"""

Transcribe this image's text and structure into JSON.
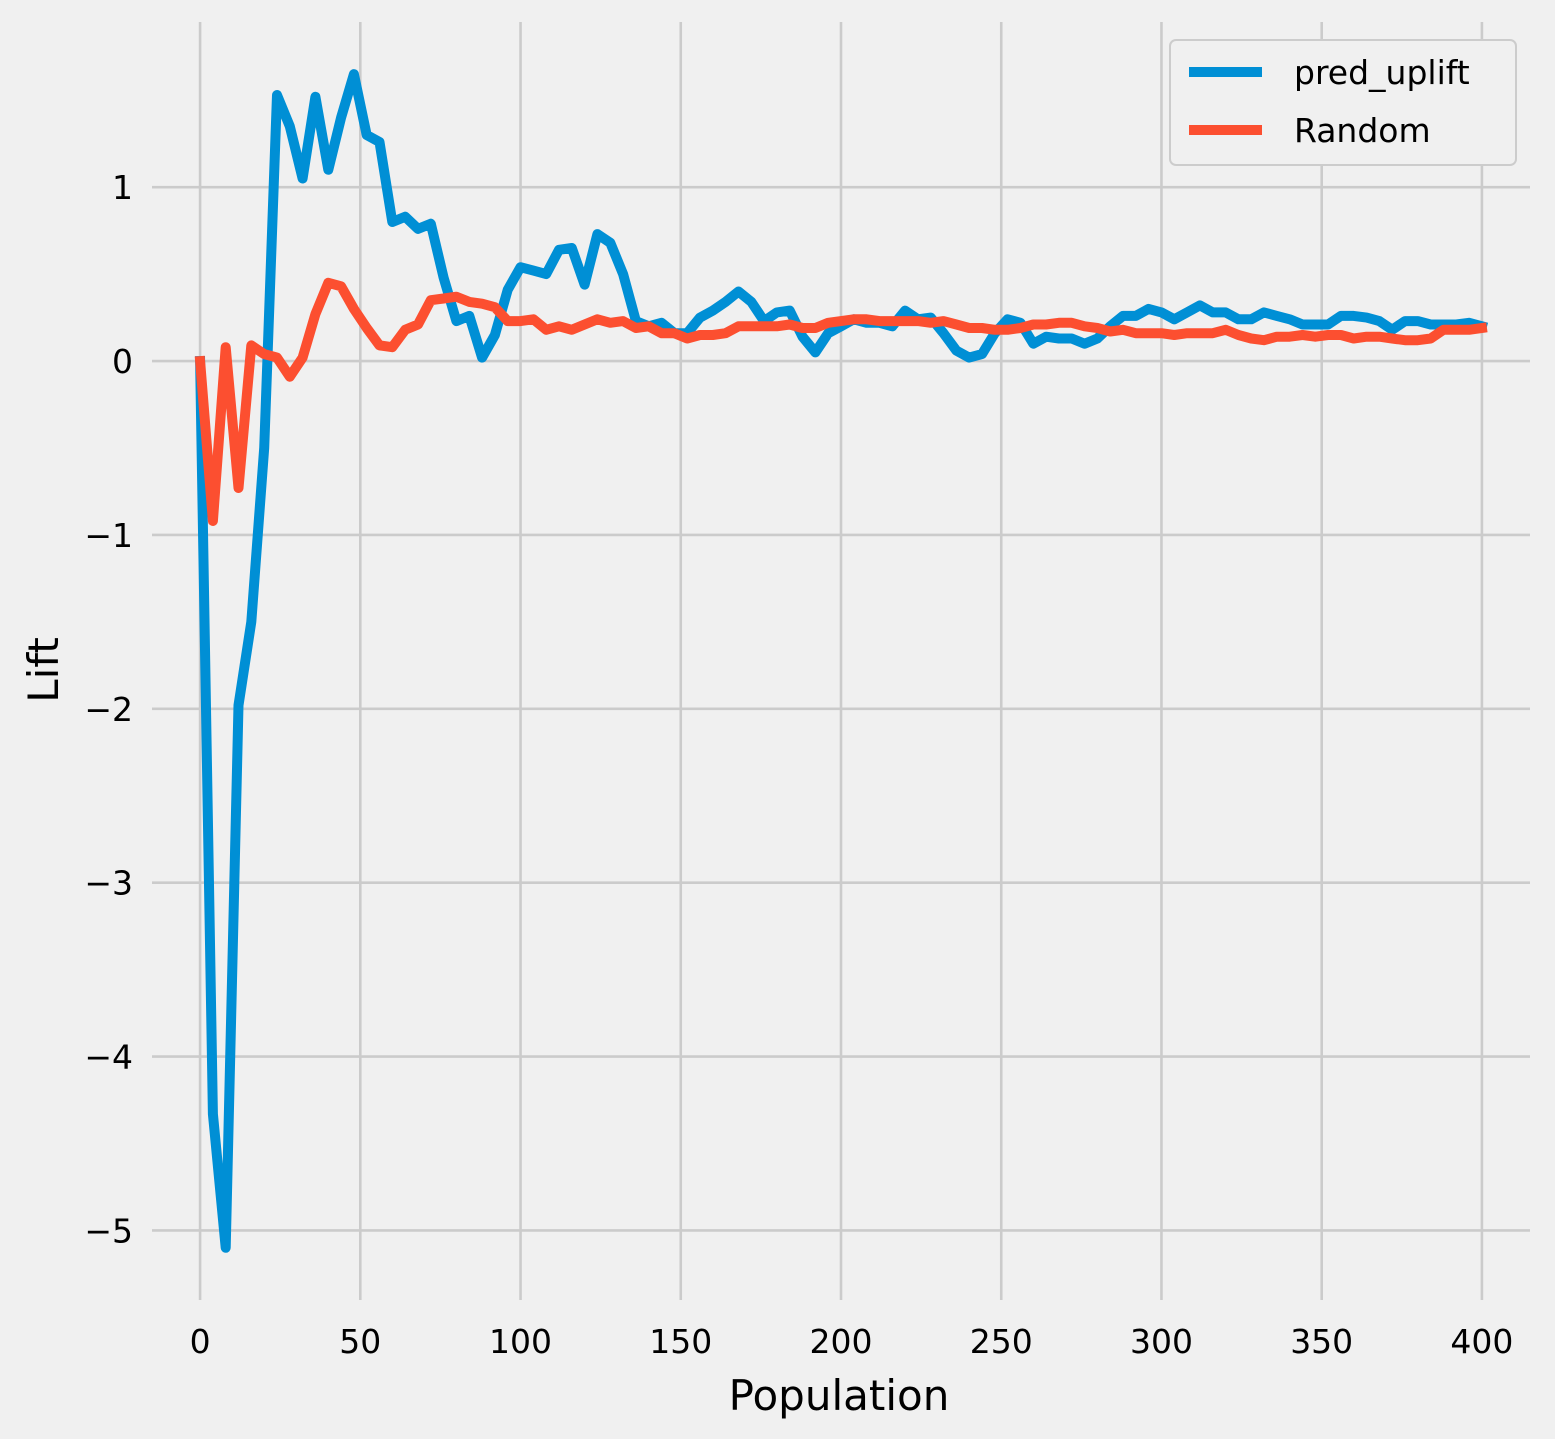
{
  "chart_data": {
    "type": "line",
    "xlabel": "Population",
    "ylabel": "Lift",
    "xlim": [
      -15,
      415
    ],
    "ylim": [
      -5.4,
      1.95
    ],
    "xticks": [
      0,
      50,
      100,
      150,
      200,
      250,
      300,
      350,
      400
    ],
    "xtick_labels": [
      "0",
      "50",
      "100",
      "150",
      "200",
      "250",
      "300",
      "350",
      "400"
    ],
    "yticks": [
      1,
      0,
      -1,
      -2,
      -3,
      -4,
      -5
    ],
    "ytick_labels": [
      "1",
      "0",
      "−1",
      "−2",
      "−3",
      "−4",
      "−5"
    ],
    "grid": true,
    "legend_position": "top-right",
    "series": [
      {
        "name": "pred_uplift",
        "color": "#008fd5",
        "x": [
          0,
          4,
          8,
          12,
          16,
          20,
          24,
          28,
          32,
          36,
          40,
          44,
          48,
          52,
          56,
          60,
          64,
          68,
          72,
          76,
          80,
          84,
          88,
          92,
          96,
          100,
          104,
          108,
          112,
          116,
          120,
          124,
          128,
          132,
          136,
          140,
          144,
          148,
          152,
          156,
          160,
          164,
          168,
          172,
          176,
          180,
          184,
          188,
          192,
          196,
          200,
          204,
          208,
          212,
          216,
          220,
          224,
          228,
          232,
          236,
          240,
          244,
          248,
          252,
          256,
          260,
          264,
          268,
          272,
          276,
          280,
          284,
          288,
          292,
          296,
          300,
          304,
          308,
          312,
          316,
          320,
          324,
          328,
          332,
          336,
          340,
          344,
          348,
          352,
          356,
          360,
          364,
          368,
          372,
          376,
          380,
          384,
          388,
          392,
          396,
          400
        ],
        "y": [
          0,
          -4.33,
          -5.1,
          -1.98,
          -1.5,
          -0.5,
          1.53,
          1.35,
          1.05,
          1.52,
          1.1,
          1.4,
          1.65,
          1.3,
          1.26,
          0.8,
          0.83,
          0.76,
          0.79,
          0.48,
          0.23,
          0.26,
          0.02,
          0.15,
          0.41,
          0.54,
          0.52,
          0.5,
          0.64,
          0.65,
          0.44,
          0.73,
          0.68,
          0.5,
          0.23,
          0.2,
          0.22,
          0.16,
          0.16,
          0.25,
          0.29,
          0.34,
          0.4,
          0.34,
          0.23,
          0.28,
          0.29,
          0.14,
          0.05,
          0.16,
          0.2,
          0.24,
          0.22,
          0.22,
          0.2,
          0.29,
          0.24,
          0.25,
          0.16,
          0.06,
          0.02,
          0.04,
          0.16,
          0.24,
          0.22,
          0.1,
          0.14,
          0.13,
          0.13,
          0.1,
          0.13,
          0.2,
          0.26,
          0.26,
          0.3,
          0.28,
          0.24,
          0.28,
          0.32,
          0.28,
          0.28,
          0.24,
          0.24,
          0.28,
          0.26,
          0.24,
          0.21,
          0.21,
          0.21,
          0.26,
          0.26,
          0.25,
          0.23,
          0.18,
          0.23,
          0.23,
          0.21,
          0.21,
          0.21,
          0.22,
          0.2
        ]
      },
      {
        "name": "Random",
        "color": "#fc4f30",
        "x": [
          0,
          4,
          8,
          12,
          16,
          20,
          24,
          28,
          32,
          36,
          40,
          44,
          48,
          52,
          56,
          60,
          64,
          68,
          72,
          76,
          80,
          84,
          88,
          92,
          96,
          100,
          104,
          108,
          112,
          116,
          120,
          124,
          128,
          132,
          136,
          140,
          144,
          148,
          152,
          156,
          160,
          164,
          168,
          172,
          176,
          180,
          184,
          188,
          192,
          196,
          200,
          204,
          208,
          212,
          216,
          220,
          224,
          228,
          232,
          236,
          240,
          244,
          248,
          252,
          256,
          260,
          264,
          268,
          272,
          276,
          280,
          284,
          288,
          292,
          296,
          300,
          304,
          308,
          312,
          316,
          320,
          324,
          328,
          332,
          336,
          340,
          344,
          348,
          352,
          356,
          360,
          364,
          368,
          372,
          376,
          380,
          384,
          388,
          392,
          396,
          400
        ],
        "y": [
          0,
          -0.92,
          0.08,
          -0.73,
          0.09,
          0.04,
          0.02,
          -0.09,
          0.02,
          0.27,
          0.45,
          0.43,
          0.3,
          0.19,
          0.09,
          0.08,
          0.18,
          0.21,
          0.35,
          0.36,
          0.37,
          0.34,
          0.33,
          0.31,
          0.23,
          0.23,
          0.24,
          0.18,
          0.2,
          0.18,
          0.21,
          0.24,
          0.22,
          0.23,
          0.19,
          0.2,
          0.16,
          0.16,
          0.13,
          0.15,
          0.15,
          0.16,
          0.2,
          0.2,
          0.2,
          0.2,
          0.21,
          0.19,
          0.19,
          0.22,
          0.23,
          0.24,
          0.24,
          0.23,
          0.23,
          0.23,
          0.23,
          0.22,
          0.23,
          0.21,
          0.19,
          0.19,
          0.18,
          0.18,
          0.19,
          0.21,
          0.21,
          0.22,
          0.22,
          0.2,
          0.19,
          0.17,
          0.18,
          0.16,
          0.16,
          0.16,
          0.15,
          0.16,
          0.16,
          0.16,
          0.18,
          0.15,
          0.13,
          0.12,
          0.14,
          0.14,
          0.15,
          0.14,
          0.15,
          0.15,
          0.13,
          0.14,
          0.14,
          0.13,
          0.12,
          0.12,
          0.13,
          0.18,
          0.18,
          0.18,
          0.19
        ]
      }
    ]
  }
}
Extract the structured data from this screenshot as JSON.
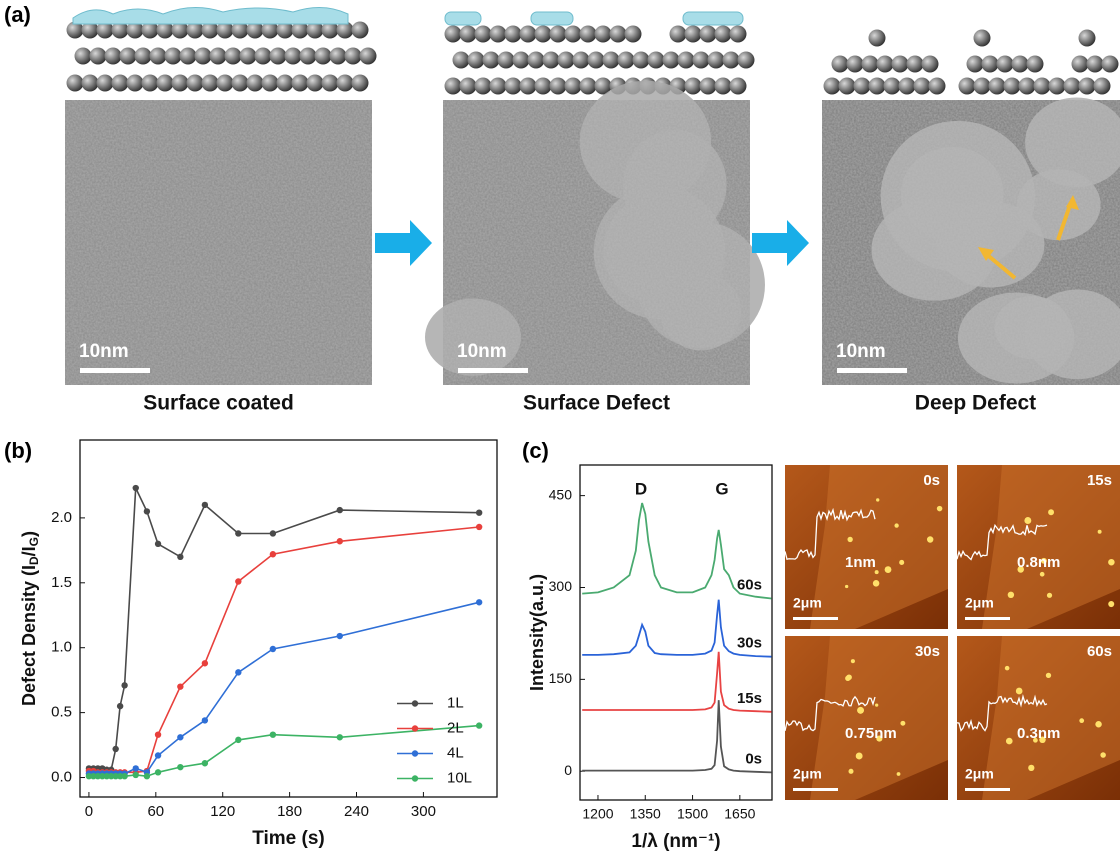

"""

> Given exercise: Your task is to retype all the entries exactly and leave out any pictures.

> Answer:
Transcribe this image's text and structure into JSON.
{
  "chart_data": {
    "type": "line",
    "xlabel": "Population",
    "ylabel": "Lift",
    "xlim": [
      -15,
      415
    ],
    "ylim": [
      -5.4,
      1.95
    ],
    "xticks": [
      0,
      50,
      100,
      150,
      200,
      250,
      300,
      350,
      400
    ],
    "xtick_labels": [
      "0",
      "50",
      "100",
      "150",
      "200",
      "250",
      "300",
      "350",
      "400"
    ],
    "yticks": [
      1,
      0,
      -1,
      -2,
      -3,
      -4,
      -5
    ],
    "ytick_labels": [
      "1",
      "0",
      "−1",
      "−2",
      "−3",
      "−4",
      "−5"
    ],
    "grid": true,
    "legend_position": "top-right",
    "series": [
      {
        "name": "pred_uplift",
        "color": "#008fd5",
        "x": [
          0,
          4,
          8,
          12,
          16,
          20,
          24,
          28,
          32,
          36,
          40,
          44,
          48,
          52,
          56,
          60,
          64,
          68,
          72,
          76,
          80,
          84,
          88,
          92,
          96,
          100,
          104,
          108,
          112,
          116,
          120,
          124,
          128,
          132,
          136,
          140,
          144,
          148,
          152,
          156,
          160,
          164,
          168,
          172,
          176,
          180,
          184,
          188,
          192,
          196,
          200,
          204,
          208,
          212,
          216,
          220,
          224,
          228,
          232,
          236,
          240,
          244,
          248,
          252,
          256,
          260,
          264,
          268,
          272,
          276,
          280,
          284,
          288,
          292,
          296,
          300,
          304,
          308,
          312,
          316,
          320,
          324,
          328,
          332,
          336,
          340,
          344,
          348,
          352,
          356,
          360,
          364,
          368,
          372,
          376,
          380,
          384,
          388,
          392,
          396,
          400
        ],
        "y": [
          0,
          -4.33,
          -5.1,
          -1.98,
          -1.5,
          -0.5,
          1.53,
          1.35,
          1.05,
          1.52,
          1.1,
          1.4,
          1.65,
          1.3,
          1.26,
          0.8,
          0.83,
          0.76,
          0.79,
          0.48,
          0.23,
          0.26,
          0.02,
          0.15,
          0.41,
          0.54,
          0.52,
          0.5,
          0.64,
          0.65,
          0.44,
          0.73,
          0.68,
          0.5,
          0.23,
          0.2,
          0.22,
          0.16,
          0.16,
          0.25,
          0.29,
          0.34,
          0.4,
          0.34,
          0.23,
          0.28,
          0.29,
          0.14,
          0.05,
          0.16,
          0.2,
          0.24,
          0.22,
          0.22,
          0.2,
          0.29,
          0.24,
          0.25,
          0.16,
          0.06,
          0.02,
          0.04,
          0.16,
          0.24,
          0.22,
          0.1,
          0.14,
          0.13,
          0.13,
          0.1,
          0.13,
          0.2,
          0.26,
          0.26,
          0.3,
          0.28,
          0.24,
          0.28,
          0.32,
          0.28,
          0.28,
          0.24,
          0.24,
          0.28,
          0.26,
          0.24,
          0.21,
          0.21,
          0.21,
          0.26,
          0.26,
          0.25,
          0.23,
          0.18,
          0.23,
          0.23,
          0.21,
          0.21,
          0.21,
          0.22,
          0.2
        ]
      },
      {
        "name": "Random",
        "color": "#fc4f30",
        "x": [
          0,
          4,
          8,
          12,
          16,
          20,
          24,
          28,
          32,
          36,
          40,
          44,
          48,
          52,
          56,
          60,
          64,
          68,
          72,
          76,
          80,
          84,
          88,
          92,
          96,
          100,
          104,
          108,
          112,
          116,
          120,
          124,
          128,
          132,
          136,
          140,
          144,
          148,
          152,
          156,
          160,
          164,
          168,
          172,
          176,
          180,
          184,
          188,
          192,
          196,
          200,
          204,
          208,
          212,
          216,
          220,
          224,
          228,
          232,
          236,
          240,
          244,
          248,
          252,
          256,
          260,
          264,
          268,
          272,
          276,
          280,
          284,
          288,
          292,
          296,
          300,
          304,
          308,
          312,
          316,
          320,
          324,
          328,
          332,
          336,
          340,
          344,
          348,
          352,
          356,
          360,
          364,
          368,
          372,
          376,
          380,
          384,
          388,
          392,
          396,
          400
        ],
        "y": [
          0,
          -0.92,
          0.08,
          -0.73,
          0.09,
          0.04,
          0.02,
          -0.09,
          0.02,
          0.27,
          0.45,
          0.43,
          0.3,
          0.19,
          0.09,
          0.08,
          0.18,
          0.21,
          0.35,
          0.36,
          0.37,
          0.34,
          0.33,
          0.31,
          0.23,
          0.23,
          0.24,
          0.18,
          0.2,
          0.18,
          0.21,
          0.24,
          0.22,
          0.23,
          0.19,
          0.2,
          0.16,
          0.16,
          0.13,
          0.15,
          0.15,
          0.16,
          0.2,
          0.2,
          0.2,
          0.2,
          0.21,
          0.19,
          0.19,
          0.22,
          0.23,
          0.24,
          0.24,
          0.23,
          0.23,
          0.23,
          0.23,
          0.22,
          0.23,
          0.21,
          0.19,
          0.19,
          0.18,
          0.18,
          0.19,
          0.21,
          0.21,
          0.22,
          0.22,
          0.2,
          0.19,
          0.17,
          0.18,
          0.16,
          0.16,
          0.16,
          0.15,
          0.16,
          0.16,
          0.16,
          0.18,
          0.15,
          0.13,
          0.12,
          0.14,
          0.14,
          0.15,
          0.14,
          0.15,
          0.15,
          0.13,
          0.14,
          0.14,
          0.13,
          0.12,
          0.12,
          0.13,
          0.18,
          0.18,
          0.18,
          0.19
        ]
      }
    ]
  }
}
Extract the structured data from this screenshot as JSON.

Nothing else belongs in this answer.